Written problem: The records that follow must be repeated verbatim, every one of them.

==================================================

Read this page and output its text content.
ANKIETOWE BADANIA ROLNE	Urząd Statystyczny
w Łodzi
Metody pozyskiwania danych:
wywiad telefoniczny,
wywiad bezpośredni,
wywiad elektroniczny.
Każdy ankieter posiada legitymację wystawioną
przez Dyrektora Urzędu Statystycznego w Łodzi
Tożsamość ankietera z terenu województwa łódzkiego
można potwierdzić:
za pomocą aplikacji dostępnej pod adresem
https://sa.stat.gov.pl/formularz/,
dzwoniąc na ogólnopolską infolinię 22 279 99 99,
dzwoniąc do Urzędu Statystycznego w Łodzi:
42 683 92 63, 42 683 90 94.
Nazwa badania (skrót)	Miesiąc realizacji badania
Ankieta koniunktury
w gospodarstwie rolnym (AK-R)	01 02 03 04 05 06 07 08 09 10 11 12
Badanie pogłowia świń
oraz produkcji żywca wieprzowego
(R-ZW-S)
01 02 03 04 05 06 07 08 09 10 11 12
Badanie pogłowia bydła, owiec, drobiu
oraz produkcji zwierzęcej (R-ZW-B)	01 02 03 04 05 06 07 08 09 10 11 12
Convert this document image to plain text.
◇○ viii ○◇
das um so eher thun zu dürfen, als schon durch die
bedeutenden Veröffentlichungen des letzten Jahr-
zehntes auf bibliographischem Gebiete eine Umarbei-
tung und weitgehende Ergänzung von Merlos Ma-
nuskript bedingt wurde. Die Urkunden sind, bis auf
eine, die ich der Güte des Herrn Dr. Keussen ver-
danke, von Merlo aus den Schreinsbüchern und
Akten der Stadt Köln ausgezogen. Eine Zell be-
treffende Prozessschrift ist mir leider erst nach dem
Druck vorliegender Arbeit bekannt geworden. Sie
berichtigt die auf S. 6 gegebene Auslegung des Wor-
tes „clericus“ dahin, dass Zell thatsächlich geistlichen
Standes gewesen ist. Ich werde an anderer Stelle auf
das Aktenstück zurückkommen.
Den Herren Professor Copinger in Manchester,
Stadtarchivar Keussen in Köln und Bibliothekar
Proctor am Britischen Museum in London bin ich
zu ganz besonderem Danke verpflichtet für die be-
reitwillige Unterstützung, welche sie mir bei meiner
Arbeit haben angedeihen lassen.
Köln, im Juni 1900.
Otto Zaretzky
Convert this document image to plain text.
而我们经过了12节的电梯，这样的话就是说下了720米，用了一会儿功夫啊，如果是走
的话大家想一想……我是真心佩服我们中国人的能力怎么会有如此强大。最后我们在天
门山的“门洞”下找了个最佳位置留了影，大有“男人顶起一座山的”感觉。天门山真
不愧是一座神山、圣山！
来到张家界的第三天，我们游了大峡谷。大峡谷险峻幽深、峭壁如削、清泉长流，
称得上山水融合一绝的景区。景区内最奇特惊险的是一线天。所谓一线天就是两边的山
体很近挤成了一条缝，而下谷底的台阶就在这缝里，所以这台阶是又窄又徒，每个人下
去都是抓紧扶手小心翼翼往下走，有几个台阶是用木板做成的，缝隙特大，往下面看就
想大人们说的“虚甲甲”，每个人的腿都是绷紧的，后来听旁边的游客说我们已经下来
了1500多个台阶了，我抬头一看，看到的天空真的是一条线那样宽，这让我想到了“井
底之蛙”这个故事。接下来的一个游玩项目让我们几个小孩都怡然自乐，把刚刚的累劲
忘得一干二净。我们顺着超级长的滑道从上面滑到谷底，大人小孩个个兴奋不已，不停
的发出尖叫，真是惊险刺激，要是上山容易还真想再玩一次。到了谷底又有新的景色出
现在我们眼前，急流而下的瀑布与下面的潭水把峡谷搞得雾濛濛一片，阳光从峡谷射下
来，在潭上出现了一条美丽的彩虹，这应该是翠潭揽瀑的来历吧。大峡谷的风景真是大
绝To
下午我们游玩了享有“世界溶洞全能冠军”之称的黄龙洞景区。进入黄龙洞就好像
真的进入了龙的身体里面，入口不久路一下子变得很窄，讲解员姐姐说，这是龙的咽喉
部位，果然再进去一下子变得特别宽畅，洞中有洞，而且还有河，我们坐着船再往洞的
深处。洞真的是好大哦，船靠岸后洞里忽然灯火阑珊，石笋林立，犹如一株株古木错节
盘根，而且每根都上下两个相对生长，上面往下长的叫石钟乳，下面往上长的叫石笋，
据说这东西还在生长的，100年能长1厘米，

==================================================

Solution below:
Read this page and output its text content.
ANKIETOWE BADANIA ROLNE	Urząd Statystyczny
w Łodzi
Metody pozyskiwania danych:
wywiad telefoniczny,
wywiad bezpośredni,
wywiad elektroniczny.
Każdy ankieter posiada legitymację wystawioną
przez Dyrektora Urzędu Statystycznego w Łodzi
Tożsamość ankietera z terenu województwa łódzkiego
można potwierdzić:
za pomocą aplikacji dostępnej pod adresem
https://sa.stat.gov.pl/formularz/,
dzwoniąc na ogólnopolską infolinię 22 279 99 99,
dzwoniąc do Urzędu Statystycznego w Łodzi:
42 683 92 63, 42 683 90 94.
Nazwa badania (skrót)	Miesiąc realizacji badania
Ankieta koniunktury
w gospodarstwie rolnym (AK-R)	01 02 03 04 05 06 07 08 09 10 11 12
Badanie pogłowia świń
oraz produkcji żywca wieprzowego
(R-ZW-S)
01 02 03 04 05 06 07 08 09 10 11 12
Badanie pogłowia bydła, owiec, drobiu
oraz produkcji zwierzęcej (R-ZW-B)	01 02 03 04 05 06 07 08 09 10 11 12
Convert this document image to plain text.
◇○ viii ○◇
das um so eher thun zu dürfen, als schon durch die
bedeutenden Veröffentlichungen des letzten Jahr-
zehntes auf bibliographischem Gebiete eine Umarbei-
tung und weitgehende Ergänzung von Merlos Ma-
nuskript bedingt wurde. Die Urkunden sind, bis auf
eine, die ich der Güte des Herrn Dr. Keussen ver-
danke, von Merlo aus den Schreinsbüchern und
Akten der Stadt Köln ausgezogen. Eine Zell be-
treffende Prozessschrift ist mir leider erst nach dem
Druck vorliegender Arbeit bekannt geworden. Sie
berichtigt die auf S. 6 gegebene Auslegung des Wor-
tes „clericus“ dahin, dass Zell thatsächlich geistlichen
Standes gewesen ist. Ich werde an anderer Stelle auf
das Aktenstück zurückkommen.
Den Herren Professor Copinger in Manchester,
Stadtarchivar Keussen in Köln und Bibliothekar
Proctor am Britischen Museum in London bin ich
zu ganz besonderem Danke verpflichtet für die be-
reitwillige Unterstützung, welche sie mir bei meiner
Arbeit haben angedeihen lassen.
Köln, im Juni 1900.
Otto Zaretzky
Convert this document image to plain text.
而我们经过了12节的电梯，这样的话就是说下了720米，用了一会儿功夫啊，如果是走
的话大家想一想……我是真心佩服我们中国人的能力怎么会有如此强大。最后我们在天
门山的“门洞”下找了个最佳位置留了影，大有“男人顶起一座山的”感觉。天门山真
不愧是一座神山、圣山！
来到张家界的第三天，我们游了大峡谷。大峡谷险峻幽深、峭壁如削、清泉长流，
称得上山水融合一绝的景区。景区内最奇特惊险的是一线天。所谓一线天就是两边的山
体很近挤成了一条缝，而下谷底的台阶就在这缝里，所以这台阶是又窄又徒，每个人下
去都是抓紧扶手小心翼翼往下走，有几个台阶是用木板做成的，缝隙特大，往下面看就
想大人们说的“虚甲甲”，每个人的腿都是绷紧的，后来听旁边的游客说我们已经下来
了1500多个台阶了，我抬头一看，看到的天空真的是一条线那样宽，这让我想到了“井
底之蛙”这个故事。接下来的一个游玩项目让我们几个小孩都怡然自乐，把刚刚的累劲
忘得一干二净。我们顺着超级长的滑道从上面滑到谷底，大人小孩个个兴奋不已，不停
的发出尖叫，真是惊险刺激，要是上山容易还真想再玩一次。到了谷底又有新的景色出
现在我们眼前，急流而下的瀑布与下面的潭水把峡谷搞得雾濛濛一片，阳光从峡谷射下
来，在潭上出现了一条美丽的彩虹，这应该是翠潭揽瀑的来历吧。大峡谷的风景真是大
绝To
下午我们游玩了享有“世界溶洞全能冠军”之称的黄龙洞景区。进入黄龙洞就好像
真的进入了龙的身体里面，入口不久路一下子变得很窄，讲解员姐姐说，这是龙的咽喉
部位，果然再进去一下子变得特别宽畅，洞中有洞，而且还有河，我们坐着船再往洞的
深处。洞真的是好大哦，船靠岸后洞里忽然灯火阑珊，石笋林立，犹如一株株古木错节
盘根，而且每根都上下两个相对生长，上面往下长的叫石钟乳，下面往上长的叫石笋，
据说这东西还在生长的，100年能长1厘米，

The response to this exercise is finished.